[BEGIN Page text]

One thing that was not mentioned was MAO 3.0's (a.k.a., Xi Jingpin) ambitions to realise China as, again, the "Middle Kingdom". That is to say, as history should have taught us, a dictator's bent should never be discounted -- irrespective of the costs incurred to achieve it.
No country can survive without TSMC. If China did take over Taiwan, the world would have to make peace with them, because it absolutely must have those chips. And by the way, the takeover might be more like Crimea than like Poland in WWII. China just takes over without a shot fired after a campaign of increasing pressure and assuming the result. Alternatively, they might have to take out Taiwan's air defenses/air power first. Then they can flood the zone. How much damage will the Taiwanese be willing to accept to avoid their fate? (No idea.)
Russia "took over" Crimea because Crimea was mostly populated with Russian speaking people that shared an affinity with Russia and were terrified of the violent takeover of fascist forces in Ukraine. Russia did not "pressure" Crimeans. They wanted eagerly to reunite with Russia in order to avoid being under the violent rule of Ukraine.
China needs to make a business offer to Taïwan, the kind of offer that cannot be refused. Everybody has his price. Whatever price Taïwan asks for, it will always be cheaper than war.
Thanks for the wonderful piece. I think pushing the economics a step further is important: if TSMC suffers via a loss of intermediates or a loss of customers, the company shrivels. If that happens, the staff become poachable, and throwing money at them helps move the expertise to the USA. You might need Walter White to build the fab, but if TSMC shrivels, Walter White becomes available.
All the processing equipment in the fabs comes from the US, Europe, or Japan. Each equipment manufacturer keeps a small contingent of home country engineers overseas, on rotation, to do any serious maintenance on the equipment. Without those overseas engineers, the overseas equipment knowledge, and overseas parts, none of the processing equipment continues to run. When the equiment cant be maintained, the fab cant produce product in the long term. My guess is the long term is on the order of 100 days.
Also, like there is no shortcut to go to the next node, there is no shortcut to build the next generation of processing equipment. The process machine knowledge has built up over generations of engineers and has been refined through feedback at each node of in-fab operation.
Semiconductors are just an example of the general point that it takes a world of specialized knowledge and inputs to produce any high technology product, as you suggested with your Xilinx example. Like it or not, no country is going to be able to have both high technology and independence. We are all going to have to get along, or go without.
China does not need to kinetically invade Taiwan to bring it to heel.

[END Page text]
[BEGIN Stored data]

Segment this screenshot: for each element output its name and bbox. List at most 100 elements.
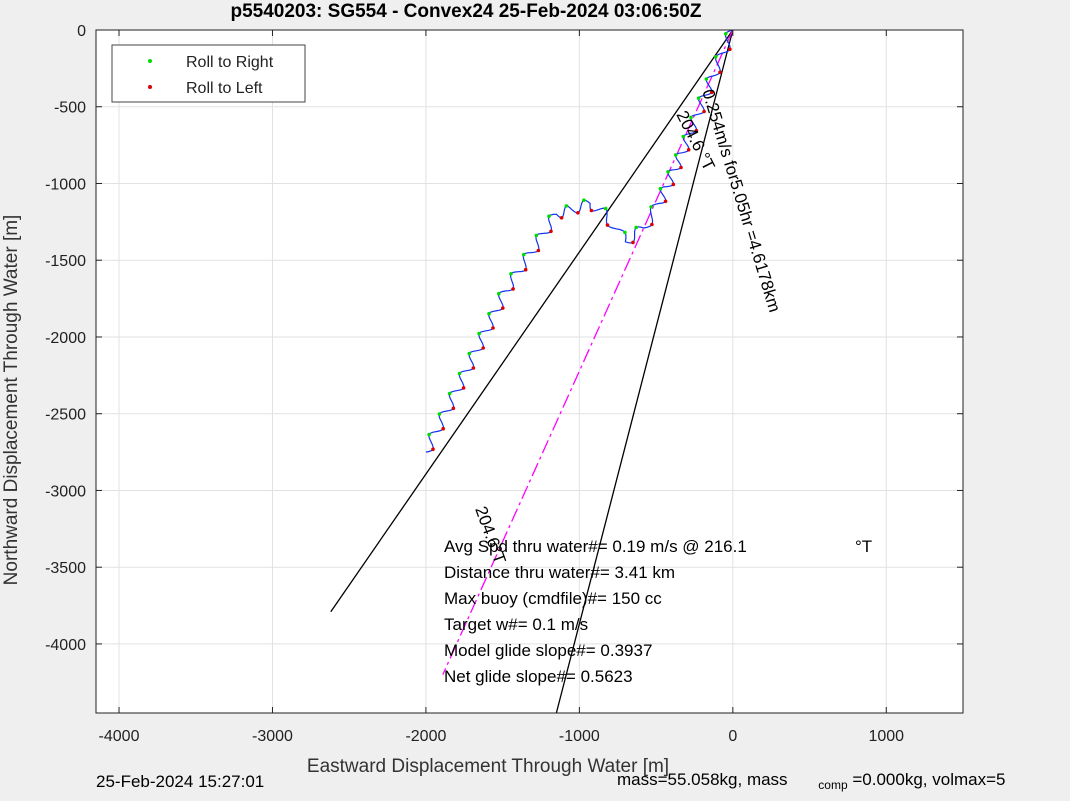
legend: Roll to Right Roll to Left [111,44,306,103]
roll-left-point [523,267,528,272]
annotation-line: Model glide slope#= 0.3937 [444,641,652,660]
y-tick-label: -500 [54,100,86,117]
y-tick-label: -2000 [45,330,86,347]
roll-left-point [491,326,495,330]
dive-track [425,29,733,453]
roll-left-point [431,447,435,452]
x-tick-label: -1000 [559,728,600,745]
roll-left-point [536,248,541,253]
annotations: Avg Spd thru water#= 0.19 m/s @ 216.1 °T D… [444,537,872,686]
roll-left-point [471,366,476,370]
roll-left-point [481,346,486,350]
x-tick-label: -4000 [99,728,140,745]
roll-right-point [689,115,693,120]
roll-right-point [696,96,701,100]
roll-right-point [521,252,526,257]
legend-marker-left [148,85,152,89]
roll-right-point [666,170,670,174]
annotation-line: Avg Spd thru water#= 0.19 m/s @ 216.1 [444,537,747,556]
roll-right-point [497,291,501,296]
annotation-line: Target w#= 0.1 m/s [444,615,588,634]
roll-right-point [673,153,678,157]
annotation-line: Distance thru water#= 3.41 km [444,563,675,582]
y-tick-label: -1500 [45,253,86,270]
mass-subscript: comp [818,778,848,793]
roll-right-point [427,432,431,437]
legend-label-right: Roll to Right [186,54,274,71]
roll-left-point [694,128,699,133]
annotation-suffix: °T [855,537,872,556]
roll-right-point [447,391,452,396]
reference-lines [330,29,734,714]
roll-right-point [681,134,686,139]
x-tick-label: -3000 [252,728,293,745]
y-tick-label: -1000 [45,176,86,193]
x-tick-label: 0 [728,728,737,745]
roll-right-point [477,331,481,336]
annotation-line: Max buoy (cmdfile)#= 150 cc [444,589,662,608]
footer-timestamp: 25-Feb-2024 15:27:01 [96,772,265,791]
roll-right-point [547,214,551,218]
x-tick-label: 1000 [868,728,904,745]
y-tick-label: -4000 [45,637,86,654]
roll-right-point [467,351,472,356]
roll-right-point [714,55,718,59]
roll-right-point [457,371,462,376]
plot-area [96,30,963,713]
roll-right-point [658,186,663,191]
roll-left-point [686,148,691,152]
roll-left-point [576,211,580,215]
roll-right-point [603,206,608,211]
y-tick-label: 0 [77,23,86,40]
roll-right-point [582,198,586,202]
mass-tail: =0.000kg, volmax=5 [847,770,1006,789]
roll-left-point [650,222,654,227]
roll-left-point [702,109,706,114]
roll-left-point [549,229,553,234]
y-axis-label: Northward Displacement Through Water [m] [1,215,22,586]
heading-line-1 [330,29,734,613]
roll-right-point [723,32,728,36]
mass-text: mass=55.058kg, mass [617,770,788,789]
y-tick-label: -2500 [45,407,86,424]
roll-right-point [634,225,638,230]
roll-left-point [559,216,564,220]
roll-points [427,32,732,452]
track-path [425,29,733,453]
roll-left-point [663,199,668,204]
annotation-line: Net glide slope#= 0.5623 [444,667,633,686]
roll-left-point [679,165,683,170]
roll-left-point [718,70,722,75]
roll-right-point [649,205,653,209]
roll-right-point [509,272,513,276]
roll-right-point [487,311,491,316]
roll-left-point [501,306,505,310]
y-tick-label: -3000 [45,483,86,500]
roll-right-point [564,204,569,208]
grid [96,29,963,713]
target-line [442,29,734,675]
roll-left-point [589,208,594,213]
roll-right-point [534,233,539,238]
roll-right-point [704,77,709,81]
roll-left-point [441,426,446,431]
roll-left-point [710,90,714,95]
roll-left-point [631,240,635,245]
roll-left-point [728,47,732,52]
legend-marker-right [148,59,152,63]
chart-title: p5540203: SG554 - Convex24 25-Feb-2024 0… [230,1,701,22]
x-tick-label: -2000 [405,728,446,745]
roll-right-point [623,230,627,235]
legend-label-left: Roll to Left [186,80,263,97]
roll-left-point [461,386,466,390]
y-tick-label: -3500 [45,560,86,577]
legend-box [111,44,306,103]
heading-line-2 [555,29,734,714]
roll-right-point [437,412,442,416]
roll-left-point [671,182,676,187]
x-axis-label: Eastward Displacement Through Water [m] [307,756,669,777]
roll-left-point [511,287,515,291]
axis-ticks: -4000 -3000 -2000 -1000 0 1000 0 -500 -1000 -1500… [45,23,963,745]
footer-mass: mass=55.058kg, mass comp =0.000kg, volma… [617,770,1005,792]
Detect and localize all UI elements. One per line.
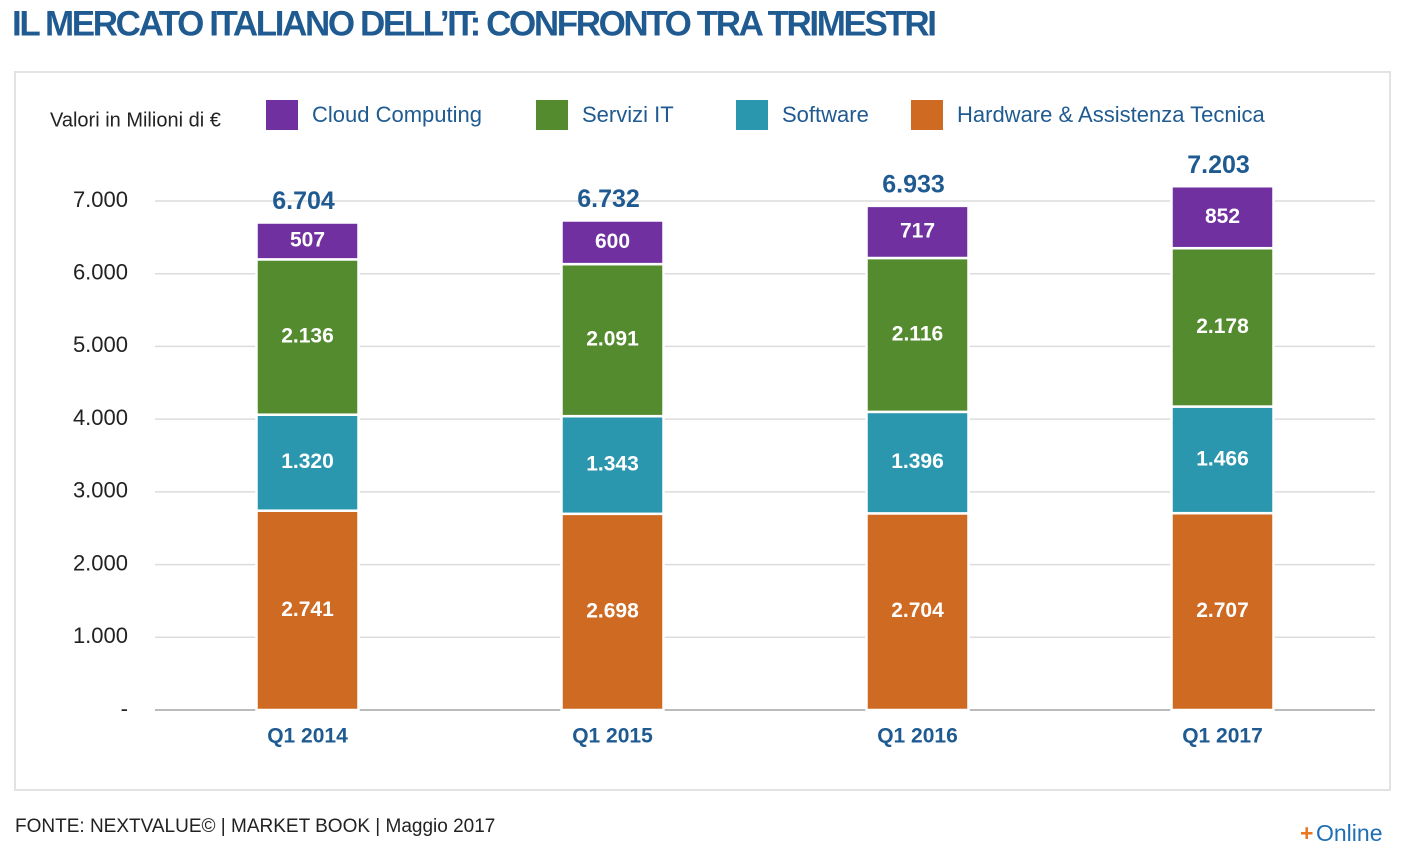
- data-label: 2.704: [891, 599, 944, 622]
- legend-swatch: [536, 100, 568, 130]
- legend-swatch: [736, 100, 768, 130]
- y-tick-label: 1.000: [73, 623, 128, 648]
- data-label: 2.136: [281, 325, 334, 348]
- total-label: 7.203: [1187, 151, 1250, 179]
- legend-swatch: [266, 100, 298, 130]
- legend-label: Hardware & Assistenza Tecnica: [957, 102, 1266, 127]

[END Stored data]

◆ Given request 1
Answer these from the comments on Taiwan and chipmaking:
(a) A Chinese takeover of Taiwan might look more like which event than like Poland in WWII?
(b) Where does all the processing equipment in the fabs come from?
(c) What kind of offer should China make to Taiwan, according to one comment?
◆ Given request 2
Please continue the comments on Taiwan and chipmaking, picking up after the final sentence shown.
The rows have nothing to do with the comments on Taiwan and chipmaking.

◆ Exercise response 1
(a) Crimea.
(b) The US, Europe, or Japan.
(c) A business offer of the kind that cannot be refused.

◆ Exercise response 2
It can simply assert its UN-recognized rights to dominion over the island (acknowledged in Taiwan's constitution), close the Strait, and assume control of all air and sea traffic into and around the island province.
Unless the US is willing to lose several West Coast cities in a hurry, there is nothing it can do to stop China, whose military is far more powerful in the region. Nor is are Taiwanese eager to sacrifice their lives defending a corrupt backwater when they can make better money under the PRC.
After that, it's a matter of bargaining, and the Chinese are pretty good at that.
The world might have something to say about a blockade of the country that provides more than half of the international chip foundry capacity.
The Taiwanese are perfectly willing to defend their free, open, rich society against the imposition of an authoritarian police state by the PRC.
Besides, they've done far better than China since the war, only expanding the per capita income gap.
As far as nuclear weapons go, China isn't stupid enough to trigger mutually assured destruction over Taiwan, and I find it rather insulting to them to suggest otherwise.
Nice article. One thing though. There is only one unique critical supplier: Dutch ASML for EUV. For all other equipment there are several suppliers. Applied Materials is by no means unique. ASMI And Be equipment are just as good. The US only has leverage by pressuring others.
A Chinese invasion of TW would destroy TSMC - the short term impact of the loss of that chip supply would be devastating for the world economy, but disproportionately felt by the Chinese who will have no alternatives other than SMIC (which will be cut off from SME from the West), while the US can still source from Samsung / Intel (and very likely will provide very heavy pressure on Samsung not to supply China). Medium-term the US is in a better position to stand up to new foundries in the US to produce those chips (Intel, possible Samsung foundries in the US), while it will take China much longer as they will have to replicate the entire semi value chain AND catch up the head start that TSMC/Samsung/Intel has over SMIC.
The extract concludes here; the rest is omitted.